- _What the task asks_
Return the records word for word. Any pictures in them are not part of the copy.

- _Recorded information_
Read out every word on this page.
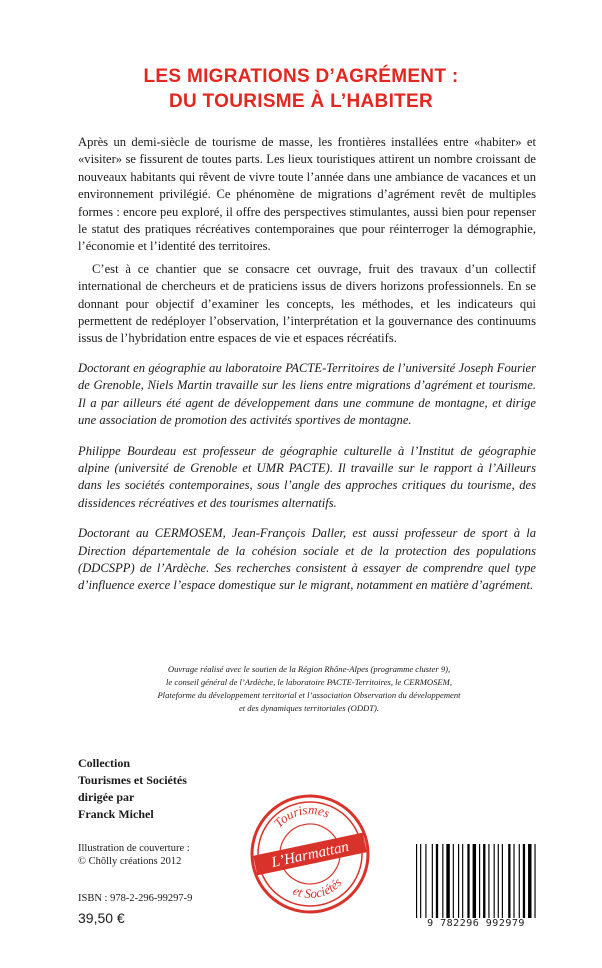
LES MIGRATIONS D’AGRÉMENT :
DU TOURISME À L’HABITER

Après un demi-siècle de tourisme de masse, les frontières installées entre «habiter» et «visiter» se fissurent de toutes parts. Les lieux touristiques attirent un nombre croissant de nouveaux habitants qui rêvent de vivre toute l’année dans une ambiance de vacances et un environnement privilégié. Ce phénomène de migrations d’agrément revêt de multiples formes : encore peu exploré, il offre des perspectives stimulantes, aussi bien pour repenser le statut des pratiques récréatives contemporaines que pour réinterroger la démographie, l’économie et l’identité des territoires.

C’est à ce chantier que se consacre cet ouvrage, fruit des travaux d’un collectif international de chercheurs et de praticiens issus de divers horizons professionnels. En se donnant pour objectif d’examiner les concepts, les méthodes, et les indicateurs qui permettent de redéployer l’observation, l’interprétation et la gouvernance des continuums issus de l’hybridation entre espaces de vie et espaces récréatifs.

Doctorant en géographie au laboratoire PACTE-Territoires de l’université Joseph Fourier de Grenoble, Niels Martin travaille sur les liens entre migrations d’agrément et tourisme. Il a par ailleurs été agent de développement dans une commune de montagne, et dirige une association de promotion des activités sportives de montagne.

Philippe Bourdeau est professeur de géographie culturelle à l’Institut de géographie alpine (université de Grenoble et UMR PACTE). Il travaille sur le rapport à l’Ailleurs dans les sociétés contemporaines, sous l’angle des approches critiques du tourisme, des dissidences récréatives et des tourismes alternatifs.

Doctorant au CERMOSEM, Jean-François Daller, est aussi professeur de sport à la Direction départementale de la cohésion sociale et de la protection des populations (DDCSPP) de l’Ardèche. Ses recherches consistent à essayer de comprendre quel type d’influence exerce l’espace domestique sur le migrant, notamment en matière d’agrément.

Ouvrage réalisé avec le soutien de la Région Rhône-Alpes (programme cluster 9),
le conseil général de l’Ardèche, le laboratoire PACTE-Territoires, le CERMOSEM,
Plateforme du développement territorial et l’association Observation du développement
et des dynamiques territoriales (ODDT).
Collection
Tourismes et Sociétés
dirigée par
Franck Michel
Illustration de couverture :
© Chôlly créations 2012
ISBN : 978-2-296-99297-9
39,50 €
Tourismes
L’Harmattan
et Sociétés
9 782296 992979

- _Result of this task_
Read out every word on this page.
LES MIGRATIONS D’AGRÉMENT :
DU TOURISME À L’HABITER

Après un demi-siècle de tourisme de masse, les frontières installées entre «habiter» et «visiter» se fissurent de toutes parts. Les lieux touristiques attirent un nombre croissant de nouveaux habitants qui rêvent de vivre toute l’année dans une ambiance de vacances et un environnement privilégié. Ce phénomène de migrations d’agrément revêt de multiples formes : encore peu exploré, il offre des perspectives stimulantes, aussi bien pour repenser le statut des pratiques récréatives contemporaines que pour réinterroger la démographie, l’économie et l’identité des territoires.

C’est à ce chantier que se consacre cet ouvrage, fruit des travaux d’un collectif international de chercheurs et de praticiens issus de divers horizons professionnels. En se donnant pour objectif d’examiner les concepts, les méthodes, et les indicateurs qui permettent de redéployer l’observation, l’interprétation et la gouvernance des continuums issus de l’hybridation entre espaces de vie et espaces récréatifs.

Doctorant en géographie au laboratoire PACTE-Territoires de l’université Joseph Fourier de Grenoble, Niels Martin travaille sur les liens entre migrations d’agrément et tourisme. Il a par ailleurs été agent de développement dans une commune de montagne, et dirige une association de promotion des activités sportives de montagne.

Philippe Bourdeau est professeur de géographie culturelle à l’Institut de géographie alpine (université de Grenoble et UMR PACTE). Il travaille sur le rapport à l’Ailleurs dans les sociétés contemporaines, sous l’angle des approches critiques du tourisme, des dissidences récréatives et des tourismes alternatifs.

Doctorant au CERMOSEM, Jean-François Daller, est aussi professeur de sport à la Direction départementale de la cohésion sociale et de la protection des populations (DDCSPP) de l’Ardèche. Ses recherches consistent à essayer de comprendre quel type d’influence exerce l’espace domestique sur le migrant, notamment en matière d’agrément.

Ouvrage réalisé avec le soutien de la Région Rhône-Alpes (programme cluster 9),
le conseil général de l’Ardèche, le laboratoire PACTE-Territoires, le CERMOSEM,
Plateforme du développement territorial et l’association Observation du développement
et des dynamiques territoriales (ODDT).
Collection
Tourismes et Sociétés
dirigée par
Franck Michel
Illustration de couverture :
© Chôlly créations 2012
ISBN : 978-2-296-99297-9
39,50 €
Tourismes
L’Harmattan
et Sociétés
9 782296 992979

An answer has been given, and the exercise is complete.